╭─ DATASET RECORDS

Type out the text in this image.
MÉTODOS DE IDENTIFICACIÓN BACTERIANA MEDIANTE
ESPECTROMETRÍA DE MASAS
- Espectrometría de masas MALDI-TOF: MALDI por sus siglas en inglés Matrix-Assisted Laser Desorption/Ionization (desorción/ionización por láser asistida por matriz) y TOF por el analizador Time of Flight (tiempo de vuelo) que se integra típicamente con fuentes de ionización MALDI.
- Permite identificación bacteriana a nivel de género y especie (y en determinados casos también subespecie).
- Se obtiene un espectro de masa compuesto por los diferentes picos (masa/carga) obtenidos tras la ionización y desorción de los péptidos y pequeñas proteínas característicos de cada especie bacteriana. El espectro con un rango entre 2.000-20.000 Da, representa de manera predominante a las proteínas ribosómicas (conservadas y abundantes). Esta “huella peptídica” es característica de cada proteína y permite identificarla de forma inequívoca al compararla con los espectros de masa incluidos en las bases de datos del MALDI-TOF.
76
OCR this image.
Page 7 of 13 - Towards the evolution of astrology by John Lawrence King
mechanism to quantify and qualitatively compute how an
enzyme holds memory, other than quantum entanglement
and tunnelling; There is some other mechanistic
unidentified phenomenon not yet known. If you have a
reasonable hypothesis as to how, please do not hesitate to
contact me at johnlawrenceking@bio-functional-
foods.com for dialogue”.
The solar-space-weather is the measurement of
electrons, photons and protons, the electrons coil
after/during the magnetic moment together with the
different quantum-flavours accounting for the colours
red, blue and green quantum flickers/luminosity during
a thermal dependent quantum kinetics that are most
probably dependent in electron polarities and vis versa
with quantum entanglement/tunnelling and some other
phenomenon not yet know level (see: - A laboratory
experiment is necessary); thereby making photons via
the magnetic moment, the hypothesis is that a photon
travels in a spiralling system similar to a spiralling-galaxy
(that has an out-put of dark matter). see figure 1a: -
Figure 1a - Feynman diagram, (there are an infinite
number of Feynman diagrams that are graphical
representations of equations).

╰─

■ AIM OF THE TASK
Where a line of the data above includes the string "with", pull it out.

■ FINISHED TASK
after/during the magnetic moment together with the
with quantum entanglement/tunnelling and some other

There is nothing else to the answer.